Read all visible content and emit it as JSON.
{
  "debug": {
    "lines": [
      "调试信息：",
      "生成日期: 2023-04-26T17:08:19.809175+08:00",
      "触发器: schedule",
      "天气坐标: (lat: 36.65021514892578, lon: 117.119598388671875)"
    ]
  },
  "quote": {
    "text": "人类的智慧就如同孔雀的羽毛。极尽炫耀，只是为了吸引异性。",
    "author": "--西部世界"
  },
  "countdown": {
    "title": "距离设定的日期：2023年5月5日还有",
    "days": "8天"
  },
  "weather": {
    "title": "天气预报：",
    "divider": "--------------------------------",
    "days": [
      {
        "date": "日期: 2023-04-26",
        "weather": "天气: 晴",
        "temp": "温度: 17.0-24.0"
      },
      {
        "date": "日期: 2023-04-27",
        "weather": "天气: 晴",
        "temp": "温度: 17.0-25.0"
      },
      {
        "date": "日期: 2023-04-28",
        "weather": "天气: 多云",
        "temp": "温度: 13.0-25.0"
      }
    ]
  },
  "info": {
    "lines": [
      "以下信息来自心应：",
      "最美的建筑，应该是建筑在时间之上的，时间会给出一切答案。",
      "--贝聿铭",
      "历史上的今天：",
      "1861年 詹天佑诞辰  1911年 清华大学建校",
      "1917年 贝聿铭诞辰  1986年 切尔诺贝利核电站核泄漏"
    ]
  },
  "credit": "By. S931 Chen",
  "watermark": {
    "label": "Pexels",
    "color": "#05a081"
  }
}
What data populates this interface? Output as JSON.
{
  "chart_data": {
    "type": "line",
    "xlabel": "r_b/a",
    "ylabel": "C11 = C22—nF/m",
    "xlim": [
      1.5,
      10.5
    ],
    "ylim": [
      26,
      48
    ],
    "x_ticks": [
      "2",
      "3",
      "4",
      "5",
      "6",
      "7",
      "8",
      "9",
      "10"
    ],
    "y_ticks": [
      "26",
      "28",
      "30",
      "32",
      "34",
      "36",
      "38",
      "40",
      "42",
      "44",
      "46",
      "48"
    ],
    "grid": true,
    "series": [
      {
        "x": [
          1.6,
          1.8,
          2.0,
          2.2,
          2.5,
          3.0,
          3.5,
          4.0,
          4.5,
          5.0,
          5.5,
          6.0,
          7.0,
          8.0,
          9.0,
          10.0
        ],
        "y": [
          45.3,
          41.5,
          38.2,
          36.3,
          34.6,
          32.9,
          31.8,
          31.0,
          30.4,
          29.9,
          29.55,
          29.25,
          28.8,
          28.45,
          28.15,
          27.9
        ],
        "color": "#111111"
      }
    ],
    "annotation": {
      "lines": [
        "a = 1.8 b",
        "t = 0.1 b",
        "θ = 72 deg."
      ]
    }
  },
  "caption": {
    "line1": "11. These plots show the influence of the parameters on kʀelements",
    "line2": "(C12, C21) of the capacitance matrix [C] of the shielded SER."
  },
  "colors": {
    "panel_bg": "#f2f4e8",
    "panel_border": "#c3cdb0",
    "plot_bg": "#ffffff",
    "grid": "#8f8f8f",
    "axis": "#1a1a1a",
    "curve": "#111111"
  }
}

####################

#### REQUEST
Write the data from above out again, exactly.

#### WRITTEN ANSWER
Read all visible content and emit it as JSON.
{
  "debug": {
    "lines": [
      "调试信息：",
      "生成日期: 2023-04-26T17:08:19.809175+08:00",
      "触发器: schedule",
      "天气坐标: (lat: 36.65021514892578, lon: 117.119598388671875)"
    ]
  },
  "quote": {
    "text": "人类的智慧就如同孔雀的羽毛。极尽炫耀，只是为了吸引异性。",
    "author": "--西部世界"
  },
  "countdown": {
    "title": "距离设定的日期：2023年5月5日还有",
    "days": "8天"
  },
  "weather": {
    "title": "天气预报：",
    "divider": "--------------------------------",
    "days": [
      {
        "date": "日期: 2023-04-26",
        "weather": "天气: 晴",
        "temp": "温度: 17.0-24.0"
      },
      {
        "date": "日期: 2023-04-27",
        "weather": "天气: 晴",
        "temp": "温度: 17.0-25.0"
      },
      {
        "date": "日期: 2023-04-28",
        "weather": "天气: 多云",
        "temp": "温度: 13.0-25.0"
      }
    ]
  },
  "info": {
    "lines": [
      "以下信息来自心应：",
      "最美的建筑，应该是建筑在时间之上的，时间会给出一切答案。",
      "--贝聿铭",
      "历史上的今天：",
      "1861年 詹天佑诞辰  1911年 清华大学建校",
      "1917年 贝聿铭诞辰  1986年 切尔诺贝利核电站核泄漏"
    ]
  },
  "credit": "By. S931 Chen",
  "watermark": {
    "label": "Pexels",
    "color": "#05a081"
  }
}
What data populates this interface? Output as JSON.
{
  "chart_data": {
    "type": "line",
    "xlabel": "r_b/a",
    "ylabel": "C11 = C22—nF/m",
    "xlim": [
      1.5,
      10.5
    ],
    "ylim": [
      26,
      48
    ],
    "x_ticks": [
      "2",
      "3",
      "4",
      "5",
      "6",
      "7",
      "8",
      "9",
      "10"
    ],
    "y_ticks": [
      "26",
      "28",
      "30",
      "32",
      "34",
      "36",
      "38",
      "40",
      "42",
      "44",
      "46",
      "48"
    ],
    "grid": true,
    "series": [
      {
        "x": [
          1.6,
          1.8,
          2.0,
          2.2,
          2.5,
          3.0,
          3.5,
          4.0,
          4.5,
          5.0,
          5.5,
          6.0,
          7.0,
          8.0,
          9.0,
          10.0
        ],
        "y": [
          45.3,
          41.5,
          38.2,
          36.3,
          34.6,
          32.9,
          31.8,
          31.0,
          30.4,
          29.9,
          29.55,
          29.25,
          28.8,
          28.45,
          28.15,
          27.9
        ],
        "color": "#111111"
      }
    ],
    "annotation": {
      "lines": [
        "a = 1.8 b",
        "t = 0.1 b",
        "θ = 72 deg."
      ]
    }
  },
  "caption": {
    "line1": "11. These plots show the influence of the parameters on kʀelements",
    "line2": "(C12, C21) of the capacitance matrix [C] of the shielded SER."
  },
  "colors": {
    "panel_bg": "#f2f4e8",
    "panel_border": "#c3cdb0",
    "plot_bg": "#ffffff",
    "grid": "#8f8f8f",
    "axis": "#1a1a1a",
    "curve": "#111111"
  }
}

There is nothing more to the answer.